_Required task_
Copy each line below in which the string "умолчанию" occurs.

_Given information_
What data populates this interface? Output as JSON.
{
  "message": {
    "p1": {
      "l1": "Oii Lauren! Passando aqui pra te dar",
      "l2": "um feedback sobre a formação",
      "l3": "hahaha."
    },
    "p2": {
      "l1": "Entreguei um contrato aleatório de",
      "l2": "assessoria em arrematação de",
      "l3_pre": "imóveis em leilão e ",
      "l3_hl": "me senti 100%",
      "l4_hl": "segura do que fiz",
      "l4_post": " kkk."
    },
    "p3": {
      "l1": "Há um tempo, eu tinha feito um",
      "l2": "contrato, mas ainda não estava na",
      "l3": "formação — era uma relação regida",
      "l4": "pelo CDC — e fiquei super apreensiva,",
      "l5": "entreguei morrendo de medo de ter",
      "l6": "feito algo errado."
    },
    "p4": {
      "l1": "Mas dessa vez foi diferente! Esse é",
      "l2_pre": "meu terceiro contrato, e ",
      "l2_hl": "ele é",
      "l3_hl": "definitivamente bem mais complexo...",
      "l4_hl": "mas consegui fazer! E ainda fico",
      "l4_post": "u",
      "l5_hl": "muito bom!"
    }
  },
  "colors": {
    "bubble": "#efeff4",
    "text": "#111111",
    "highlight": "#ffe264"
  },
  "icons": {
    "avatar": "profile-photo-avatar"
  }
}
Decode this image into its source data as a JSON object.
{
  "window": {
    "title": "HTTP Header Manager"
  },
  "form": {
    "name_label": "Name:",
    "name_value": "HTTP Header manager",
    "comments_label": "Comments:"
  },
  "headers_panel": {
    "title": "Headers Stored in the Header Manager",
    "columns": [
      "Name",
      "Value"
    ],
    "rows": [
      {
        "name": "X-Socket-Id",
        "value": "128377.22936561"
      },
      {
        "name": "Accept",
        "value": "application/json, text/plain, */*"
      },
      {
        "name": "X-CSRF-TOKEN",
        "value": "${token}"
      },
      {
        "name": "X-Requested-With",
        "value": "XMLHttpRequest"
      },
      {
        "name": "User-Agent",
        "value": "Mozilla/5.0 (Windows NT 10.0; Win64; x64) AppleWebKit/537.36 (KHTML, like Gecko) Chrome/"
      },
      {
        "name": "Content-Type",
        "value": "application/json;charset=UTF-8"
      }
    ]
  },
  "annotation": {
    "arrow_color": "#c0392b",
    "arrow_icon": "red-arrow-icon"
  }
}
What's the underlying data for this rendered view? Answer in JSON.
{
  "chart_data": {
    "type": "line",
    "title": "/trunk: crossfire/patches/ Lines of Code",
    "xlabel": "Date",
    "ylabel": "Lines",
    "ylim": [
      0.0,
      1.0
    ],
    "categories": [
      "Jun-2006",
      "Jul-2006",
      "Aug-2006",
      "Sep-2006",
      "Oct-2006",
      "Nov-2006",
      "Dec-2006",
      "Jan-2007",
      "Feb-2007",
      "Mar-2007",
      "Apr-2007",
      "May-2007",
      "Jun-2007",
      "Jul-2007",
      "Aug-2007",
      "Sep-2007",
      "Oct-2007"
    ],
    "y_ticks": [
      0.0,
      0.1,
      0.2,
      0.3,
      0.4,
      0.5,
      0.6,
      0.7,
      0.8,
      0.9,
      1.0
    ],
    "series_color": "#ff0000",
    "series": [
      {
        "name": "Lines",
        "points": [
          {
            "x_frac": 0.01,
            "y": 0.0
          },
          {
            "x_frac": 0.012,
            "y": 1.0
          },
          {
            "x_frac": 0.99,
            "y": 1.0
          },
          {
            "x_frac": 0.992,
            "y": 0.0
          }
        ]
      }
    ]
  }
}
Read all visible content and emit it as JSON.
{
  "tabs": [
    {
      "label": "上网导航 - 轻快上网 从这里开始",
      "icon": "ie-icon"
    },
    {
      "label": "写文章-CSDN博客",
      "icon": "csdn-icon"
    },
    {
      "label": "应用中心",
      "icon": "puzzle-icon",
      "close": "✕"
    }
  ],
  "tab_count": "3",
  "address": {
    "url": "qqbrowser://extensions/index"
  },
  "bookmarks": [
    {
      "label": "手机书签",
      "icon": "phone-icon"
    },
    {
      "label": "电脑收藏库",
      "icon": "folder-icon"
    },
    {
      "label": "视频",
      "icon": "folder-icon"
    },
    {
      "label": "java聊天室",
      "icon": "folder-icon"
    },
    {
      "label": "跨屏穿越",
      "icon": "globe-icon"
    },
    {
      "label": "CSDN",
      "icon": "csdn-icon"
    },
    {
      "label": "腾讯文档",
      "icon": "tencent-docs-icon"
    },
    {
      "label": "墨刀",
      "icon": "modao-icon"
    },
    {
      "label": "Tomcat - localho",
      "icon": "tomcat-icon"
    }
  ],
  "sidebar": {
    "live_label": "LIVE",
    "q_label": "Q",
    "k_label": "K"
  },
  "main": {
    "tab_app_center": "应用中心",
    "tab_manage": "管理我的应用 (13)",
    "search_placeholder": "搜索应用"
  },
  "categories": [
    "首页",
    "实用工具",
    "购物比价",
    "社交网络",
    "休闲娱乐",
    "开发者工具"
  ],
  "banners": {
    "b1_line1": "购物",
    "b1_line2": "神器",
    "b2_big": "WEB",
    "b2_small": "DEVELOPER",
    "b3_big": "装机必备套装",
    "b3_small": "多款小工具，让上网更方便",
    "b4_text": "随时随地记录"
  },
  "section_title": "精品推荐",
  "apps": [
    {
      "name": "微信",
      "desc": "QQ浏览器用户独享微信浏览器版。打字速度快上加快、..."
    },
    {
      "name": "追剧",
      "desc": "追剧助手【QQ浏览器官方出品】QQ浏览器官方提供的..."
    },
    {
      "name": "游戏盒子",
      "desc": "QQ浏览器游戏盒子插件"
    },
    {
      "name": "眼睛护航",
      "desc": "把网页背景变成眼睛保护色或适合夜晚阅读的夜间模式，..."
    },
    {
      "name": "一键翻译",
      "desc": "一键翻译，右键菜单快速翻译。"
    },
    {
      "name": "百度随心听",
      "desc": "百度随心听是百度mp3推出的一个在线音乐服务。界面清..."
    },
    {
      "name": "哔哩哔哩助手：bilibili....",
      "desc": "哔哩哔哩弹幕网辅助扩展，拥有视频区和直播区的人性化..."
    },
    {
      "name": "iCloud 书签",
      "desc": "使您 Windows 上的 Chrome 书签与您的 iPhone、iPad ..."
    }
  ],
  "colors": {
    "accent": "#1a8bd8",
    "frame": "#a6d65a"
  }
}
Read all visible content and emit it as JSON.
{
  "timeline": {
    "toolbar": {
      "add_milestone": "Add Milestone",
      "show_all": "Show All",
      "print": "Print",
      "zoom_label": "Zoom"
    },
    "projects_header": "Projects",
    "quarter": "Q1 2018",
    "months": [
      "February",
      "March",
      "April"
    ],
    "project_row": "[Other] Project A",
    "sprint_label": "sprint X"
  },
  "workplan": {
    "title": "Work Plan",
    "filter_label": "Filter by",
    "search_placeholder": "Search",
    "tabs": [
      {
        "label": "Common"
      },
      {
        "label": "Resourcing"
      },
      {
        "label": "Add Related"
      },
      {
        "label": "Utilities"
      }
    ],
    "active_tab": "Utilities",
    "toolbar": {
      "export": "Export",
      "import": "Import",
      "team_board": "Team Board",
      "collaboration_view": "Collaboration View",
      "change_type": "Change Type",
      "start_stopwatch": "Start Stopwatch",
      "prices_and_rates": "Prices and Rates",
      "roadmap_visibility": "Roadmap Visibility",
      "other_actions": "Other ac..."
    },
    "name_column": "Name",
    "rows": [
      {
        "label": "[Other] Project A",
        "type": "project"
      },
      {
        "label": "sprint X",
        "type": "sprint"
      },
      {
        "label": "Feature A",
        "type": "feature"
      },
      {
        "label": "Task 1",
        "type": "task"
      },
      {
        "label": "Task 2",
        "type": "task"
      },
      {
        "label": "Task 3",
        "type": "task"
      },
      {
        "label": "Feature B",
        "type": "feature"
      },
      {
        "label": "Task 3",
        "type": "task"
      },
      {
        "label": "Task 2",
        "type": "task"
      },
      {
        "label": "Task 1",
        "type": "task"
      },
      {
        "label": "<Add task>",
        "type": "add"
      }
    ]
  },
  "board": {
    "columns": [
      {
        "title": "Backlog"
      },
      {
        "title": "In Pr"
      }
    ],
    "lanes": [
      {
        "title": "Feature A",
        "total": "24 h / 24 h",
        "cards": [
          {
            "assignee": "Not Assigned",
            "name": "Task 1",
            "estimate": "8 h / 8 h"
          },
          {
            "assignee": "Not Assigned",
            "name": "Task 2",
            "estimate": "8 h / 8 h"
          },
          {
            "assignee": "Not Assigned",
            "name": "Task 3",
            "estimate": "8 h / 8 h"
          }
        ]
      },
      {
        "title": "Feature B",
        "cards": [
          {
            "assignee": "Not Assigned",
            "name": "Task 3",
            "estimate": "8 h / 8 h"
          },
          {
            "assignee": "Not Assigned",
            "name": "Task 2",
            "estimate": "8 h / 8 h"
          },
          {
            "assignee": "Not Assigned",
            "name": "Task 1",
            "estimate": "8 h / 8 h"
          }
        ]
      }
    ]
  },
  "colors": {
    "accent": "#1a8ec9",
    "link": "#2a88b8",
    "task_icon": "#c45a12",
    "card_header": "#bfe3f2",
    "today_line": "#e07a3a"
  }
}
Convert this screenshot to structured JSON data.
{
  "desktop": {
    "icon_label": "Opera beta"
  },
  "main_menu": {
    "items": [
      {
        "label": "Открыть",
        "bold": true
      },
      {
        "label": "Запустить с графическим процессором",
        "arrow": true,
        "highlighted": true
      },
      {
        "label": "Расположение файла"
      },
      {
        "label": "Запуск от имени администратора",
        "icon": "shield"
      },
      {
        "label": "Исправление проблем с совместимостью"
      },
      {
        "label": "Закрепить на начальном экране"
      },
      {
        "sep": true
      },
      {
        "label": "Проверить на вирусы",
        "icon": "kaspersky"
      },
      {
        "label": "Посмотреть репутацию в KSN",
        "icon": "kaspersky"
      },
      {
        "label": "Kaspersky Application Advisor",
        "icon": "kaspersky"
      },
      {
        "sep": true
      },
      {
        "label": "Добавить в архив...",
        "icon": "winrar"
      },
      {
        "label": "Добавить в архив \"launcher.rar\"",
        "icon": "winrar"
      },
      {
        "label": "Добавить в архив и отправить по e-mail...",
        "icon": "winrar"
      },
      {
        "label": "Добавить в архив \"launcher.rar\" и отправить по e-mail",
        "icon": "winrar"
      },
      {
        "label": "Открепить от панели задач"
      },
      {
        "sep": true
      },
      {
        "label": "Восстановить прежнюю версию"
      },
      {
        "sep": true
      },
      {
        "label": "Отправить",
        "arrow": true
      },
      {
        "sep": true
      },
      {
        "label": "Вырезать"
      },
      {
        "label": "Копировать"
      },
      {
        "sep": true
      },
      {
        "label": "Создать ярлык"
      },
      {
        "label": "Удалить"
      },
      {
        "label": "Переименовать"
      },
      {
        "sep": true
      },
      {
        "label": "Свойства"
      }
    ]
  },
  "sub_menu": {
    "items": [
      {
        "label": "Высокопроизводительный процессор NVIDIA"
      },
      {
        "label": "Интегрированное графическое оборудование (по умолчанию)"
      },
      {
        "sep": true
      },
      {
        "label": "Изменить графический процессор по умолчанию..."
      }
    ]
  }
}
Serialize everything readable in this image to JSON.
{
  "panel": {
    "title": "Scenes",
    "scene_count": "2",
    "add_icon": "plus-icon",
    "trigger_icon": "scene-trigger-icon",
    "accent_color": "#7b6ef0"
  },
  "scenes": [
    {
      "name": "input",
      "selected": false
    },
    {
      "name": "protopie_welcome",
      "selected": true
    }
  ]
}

_Exercise response_
        "label": "Интегрированное графическое оборудование (по умолчанию)"
        "label": "Изменить графический процессор по умолчанию..."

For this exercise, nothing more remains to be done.